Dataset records
——
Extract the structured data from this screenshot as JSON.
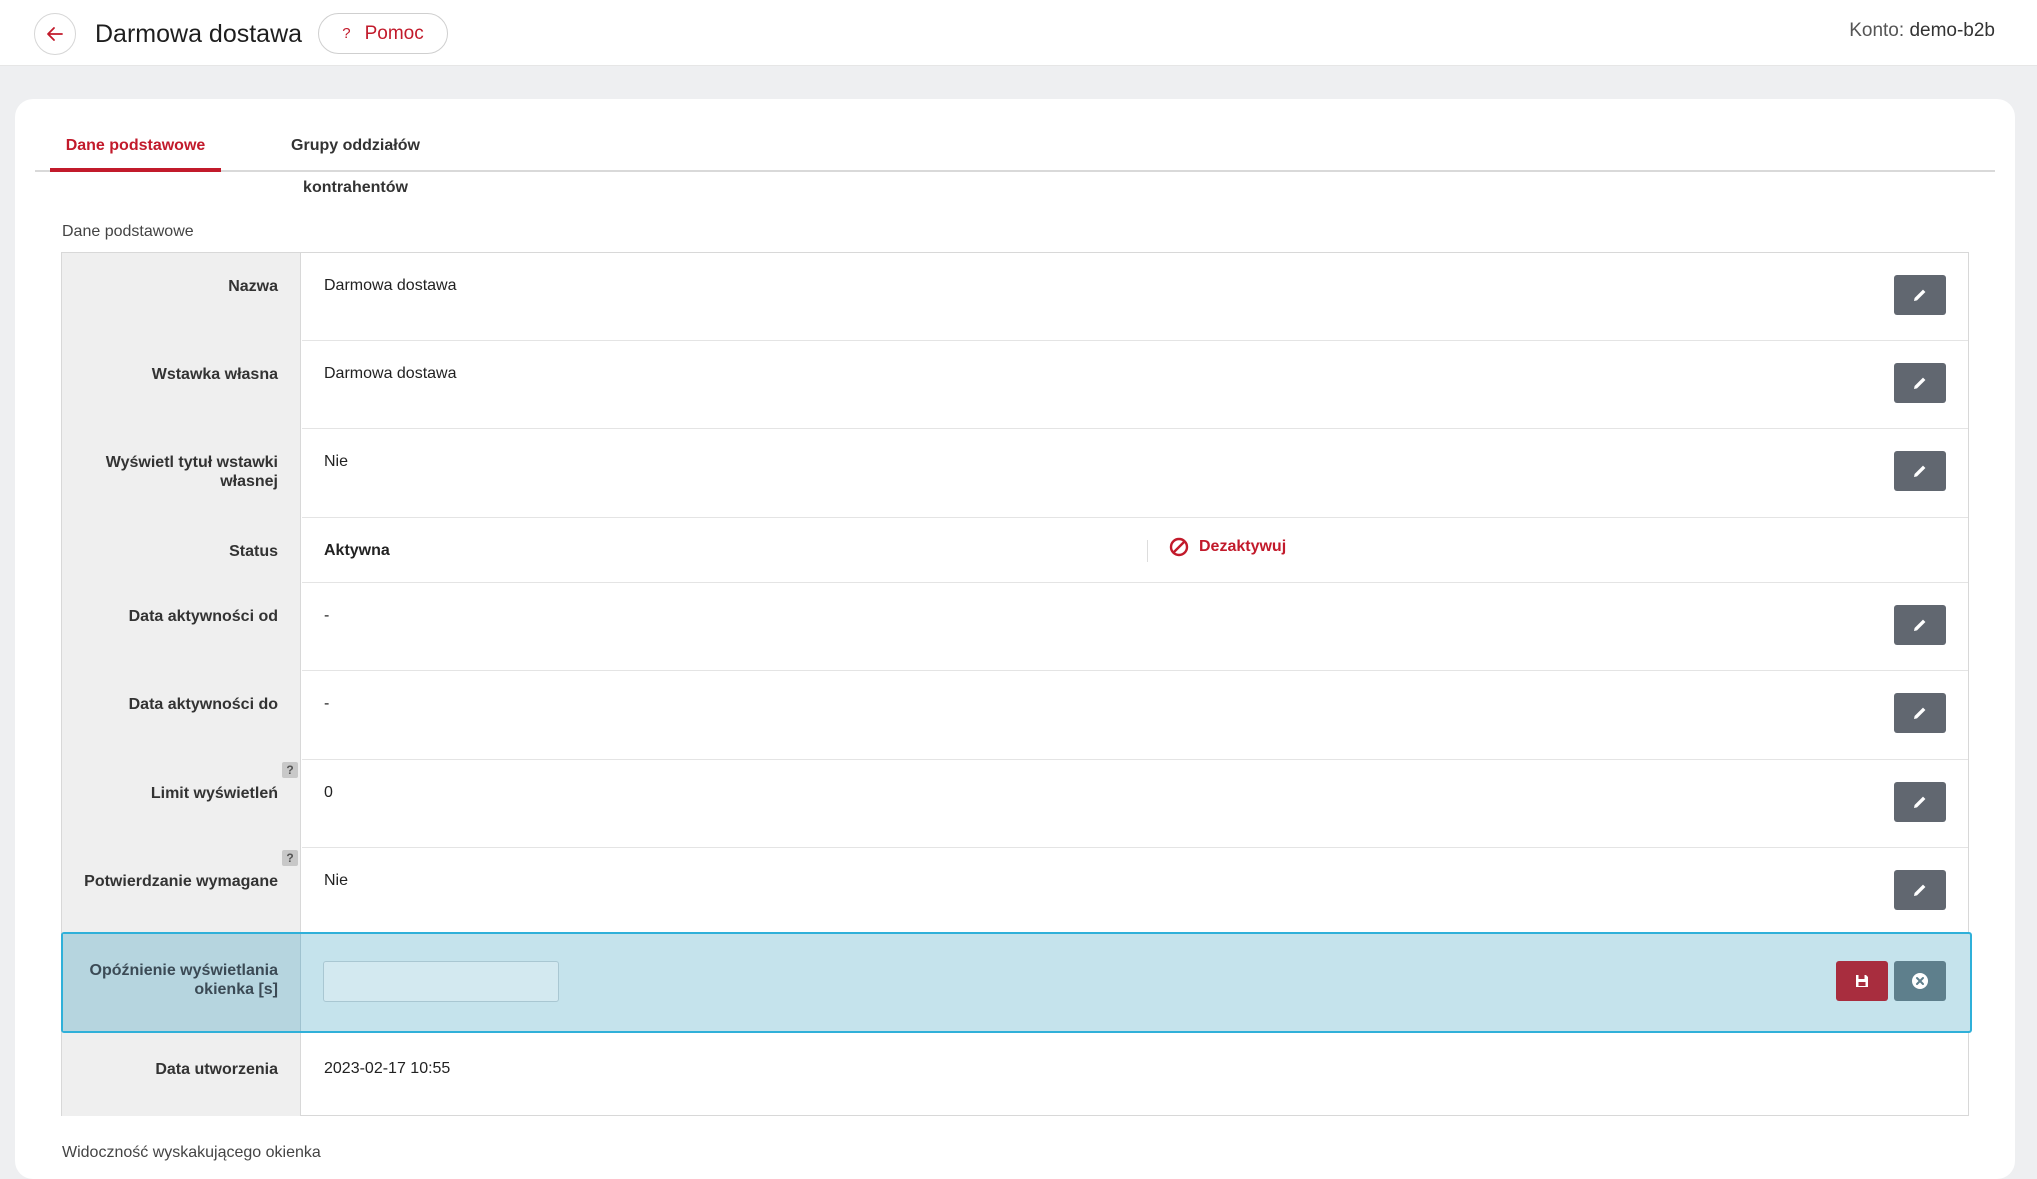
{
  "header": {
    "title": "Darmowa dostawa",
    "help_label": "Pomoc",
    "help_icon": "?",
    "account_label": "Konto:",
    "account_value": "demo-b2b"
  },
  "tabs": [
    {
      "label": "Dane podstawowe",
      "active": true
    },
    {
      "label": "Grupy oddziałów kontrahentów",
      "active": false
    }
  ],
  "section": {
    "title": "Dane podstawowe",
    "next_title": "Widoczność wyskakującego okienka"
  },
  "rows": {
    "nazwa": {
      "label": "Nazwa",
      "value": "Darmowa dostawa"
    },
    "wstawka": {
      "label": "Wstawka własna",
      "value": "Darmowa dostawa"
    },
    "tytul": {
      "label": "Wyświetl tytuł wstawki własnej",
      "value": "Nie"
    },
    "status": {
      "label": "Status",
      "value": "Aktywna",
      "action": "Dezaktywuj"
    },
    "data_od": {
      "label": "Data aktywności od",
      "value": "-"
    },
    "data_do": {
      "label": "Data aktywności do",
      "value": "-"
    },
    "limit": {
      "label": "Limit wyświetleń",
      "value": "0",
      "help": "?"
    },
    "potwierdzanie": {
      "label": "Potwierdzanie wymagane",
      "value": "Nie",
      "help": "?"
    },
    "opoznienie": {
      "label": "Opóźnienie wyświetlania okienka [s]",
      "value": ""
    },
    "utworzenie": {
      "label": "Data utworzenia",
      "value": "2023-02-17 10:55"
    }
  },
  "colors": {
    "brand_red": "#c21a2b",
    "edit_button": "#616770",
    "editing_row_bg": "#c5e3ec",
    "editing_row_border": "#2fb0d9"
  },
  "icons": {
    "back": "arrow-left-icon",
    "edit": "pencil-icon",
    "save": "floppy-disk-icon",
    "cancel": "close-circle-icon",
    "deactivate": "ban-icon"
  }
}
——
PROBLEM TO WORK ON » Without the pictures, restate all of the entries above verbatim.

SOLVED PROBLEM »
Extract the structured data from this screenshot as JSON.
{
  "header": {
    "title": "Darmowa dostawa",
    "help_label": "Pomoc",
    "help_icon": "?",
    "account_label": "Konto:",
    "account_value": "demo-b2b"
  },
  "tabs": [
    {
      "label": "Dane podstawowe",
      "active": true
    },
    {
      "label": "Grupy oddziałów kontrahentów",
      "active": false
    }
  ],
  "section": {
    "title": "Dane podstawowe",
    "next_title": "Widoczność wyskakującego okienka"
  },
  "rows": {
    "nazwa": {
      "label": "Nazwa",
      "value": "Darmowa dostawa"
    },
    "wstawka": {
      "label": "Wstawka własna",
      "value": "Darmowa dostawa"
    },
    "tytul": {
      "label": "Wyświetl tytuł wstawki własnej",
      "value": "Nie"
    },
    "status": {
      "label": "Status",
      "value": "Aktywna",
      "action": "Dezaktywuj"
    },
    "data_od": {
      "label": "Data aktywności od",
      "value": "-"
    },
    "data_do": {
      "label": "Data aktywności do",
      "value": "-"
    },
    "limit": {
      "label": "Limit wyświetleń",
      "value": "0",
      "help": "?"
    },
    "potwierdzanie": {
      "label": "Potwierdzanie wymagane",
      "value": "Nie",
      "help": "?"
    },
    "opoznienie": {
      "label": "Opóźnienie wyświetlania okienka [s]",
      "value": ""
    },
    "utworzenie": {
      "label": "Data utworzenia",
      "value": "2023-02-17 10:55"
    }
  },
  "colors": {
    "brand_red": "#c21a2b",
    "edit_button": "#616770",
    "editing_row_bg": "#c5e3ec",
    "editing_row_border": "#2fb0d9"
  },
  "icons": {
    "back": "arrow-left-icon",
    "edit": "pencil-icon",
    "save": "floppy-disk-icon",
    "cancel": "close-circle-icon",
    "deactivate": "ban-icon"
  }
}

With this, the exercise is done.